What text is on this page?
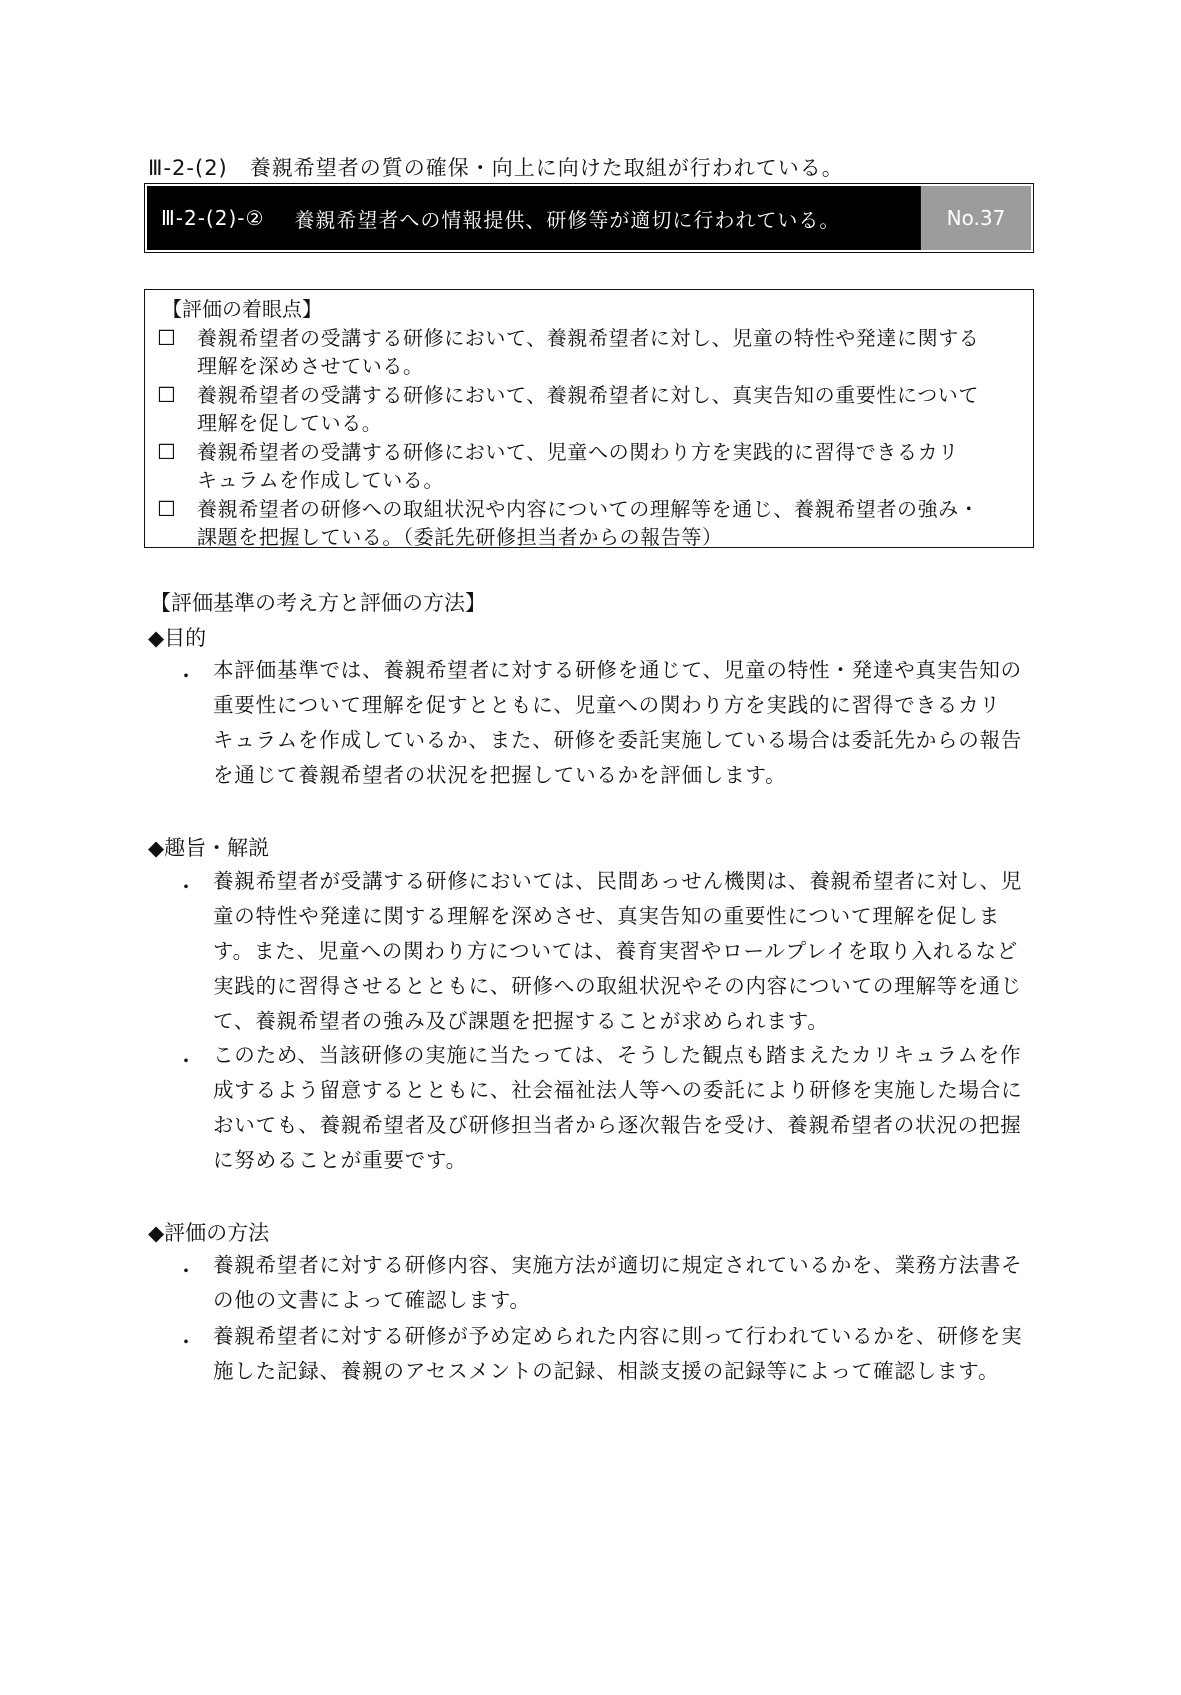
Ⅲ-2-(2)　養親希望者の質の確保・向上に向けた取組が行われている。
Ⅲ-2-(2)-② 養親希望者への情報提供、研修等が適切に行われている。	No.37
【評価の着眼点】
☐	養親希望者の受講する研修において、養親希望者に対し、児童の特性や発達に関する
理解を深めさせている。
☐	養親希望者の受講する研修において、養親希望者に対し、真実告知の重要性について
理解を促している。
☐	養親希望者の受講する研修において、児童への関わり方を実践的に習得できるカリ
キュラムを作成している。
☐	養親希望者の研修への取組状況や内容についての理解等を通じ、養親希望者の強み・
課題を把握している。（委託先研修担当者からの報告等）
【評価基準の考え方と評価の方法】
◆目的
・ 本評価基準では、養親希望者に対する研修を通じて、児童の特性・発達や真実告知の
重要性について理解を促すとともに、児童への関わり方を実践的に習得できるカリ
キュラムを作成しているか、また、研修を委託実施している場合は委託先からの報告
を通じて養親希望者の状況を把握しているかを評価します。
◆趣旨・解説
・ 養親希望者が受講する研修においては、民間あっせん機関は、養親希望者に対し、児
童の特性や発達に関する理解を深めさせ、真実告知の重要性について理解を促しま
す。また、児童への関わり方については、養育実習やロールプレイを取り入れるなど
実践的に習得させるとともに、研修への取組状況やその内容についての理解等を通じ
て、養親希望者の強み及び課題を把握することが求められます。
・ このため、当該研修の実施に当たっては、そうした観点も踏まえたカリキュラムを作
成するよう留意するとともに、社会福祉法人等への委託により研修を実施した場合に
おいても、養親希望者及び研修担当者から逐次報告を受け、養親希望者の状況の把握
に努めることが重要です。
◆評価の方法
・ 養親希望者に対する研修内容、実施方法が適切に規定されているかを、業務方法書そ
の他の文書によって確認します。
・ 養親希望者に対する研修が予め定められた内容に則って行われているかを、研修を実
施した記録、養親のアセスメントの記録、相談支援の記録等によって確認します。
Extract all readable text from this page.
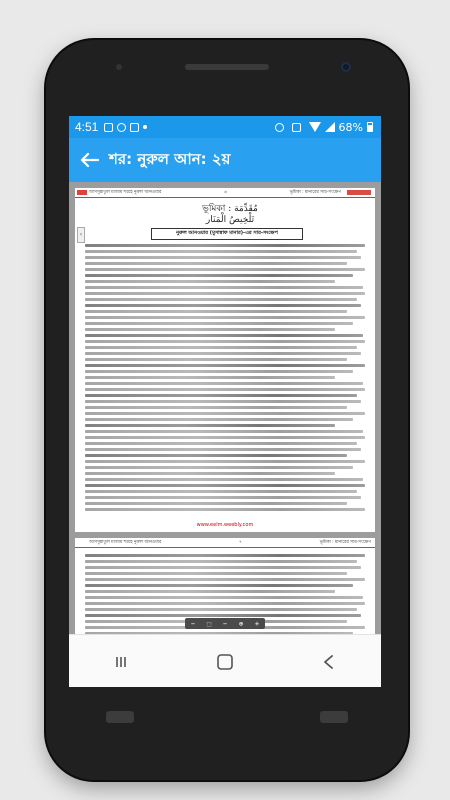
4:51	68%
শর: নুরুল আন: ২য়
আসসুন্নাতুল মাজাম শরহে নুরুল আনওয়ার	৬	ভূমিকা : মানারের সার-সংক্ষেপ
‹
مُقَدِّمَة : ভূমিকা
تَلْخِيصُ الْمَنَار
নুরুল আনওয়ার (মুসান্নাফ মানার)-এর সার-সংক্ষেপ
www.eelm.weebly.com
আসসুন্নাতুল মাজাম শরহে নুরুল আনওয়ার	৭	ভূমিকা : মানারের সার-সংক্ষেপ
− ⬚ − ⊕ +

• **WORK REQUIRED**: Each entry gets copied exactly; the pictures stay out.

• **TASK OUTPUT**:
What text is on this page?
Ⅲ-2-(2)　養親希望者の質の確保・向上に向けた取組が行われている。
Ⅲ-2-(2)-② 養親希望者への情報提供、研修等が適切に行われている。	No.37
【評価の着眼点】
☐	養親希望者の受講する研修において、養親希望者に対し、児童の特性や発達に関する
理解を深めさせている。
☐	養親希望者の受講する研修において、養親希望者に対し、真実告知の重要性について
理解を促している。
☐	養親希望者の受講する研修において、児童への関わり方を実践的に習得できるカリ
キュラムを作成している。
☐	養親希望者の研修への取組状況や内容についての理解等を通じ、養親希望者の強み・
課題を把握している。（委託先研修担当者からの報告等）
【評価基準の考え方と評価の方法】
◆目的
・ 本評価基準では、養親希望者に対する研修を通じて、児童の特性・発達や真実告知の
重要性について理解を促すとともに、児童への関わり方を実践的に習得できるカリ
キュラムを作成しているか、また、研修を委託実施している場合は委託先からの報告
を通じて養親希望者の状況を把握しているかを評価します。
◆趣旨・解説
・ 養親希望者が受講する研修においては、民間あっせん機関は、養親希望者に対し、児
童の特性や発達に関する理解を深めさせ、真実告知の重要性について理解を促しま
す。また、児童への関わり方については、養育実習やロールプレイを取り入れるなど
実践的に習得させるとともに、研修への取組状況やその内容についての理解等を通じ
て、養親希望者の強み及び課題を把握することが求められます。
・ このため、当該研修の実施に当たっては、そうした観点も踏まえたカリキュラムを作
成するよう留意するとともに、社会福祉法人等への委託により研修を実施した場合に
おいても、養親希望者及び研修担当者から逐次報告を受け、養親希望者の状況の把握
に努めることが重要です。
◆評価の方法
・ 養親希望者に対する研修内容、実施方法が適切に規定されているかを、業務方法書そ
の他の文書によって確認します。
・ 養親希望者に対する研修が予め定められた内容に則って行われているかを、研修を実
施した記録、養親のアセスメントの記録、相談支援の記録等によって確認します。
Extract all readable text from this page.
4:51	68%
শর: নুরুল আন: ২য়
আসসুন্নাতুল মাজাম শরহে নুরুল আনওয়ার	৬	ভূমিকা : মানারের সার-সংক্ষেপ
‹
مُقَدِّمَة : ভূমিকা
تَلْخِيصُ الْمَنَار
নুরুল আনওয়ার (মুসান্নাফ মানার)-এর সার-সংক্ষেপ
www.eelm.weebly.com
আসসুন্নাতুল মাজাম শরহে নুরুল আনওয়ার	৭	ভূমিকা : মানারের সার-সংক্ষেপ
− ⬚ − ⊕ +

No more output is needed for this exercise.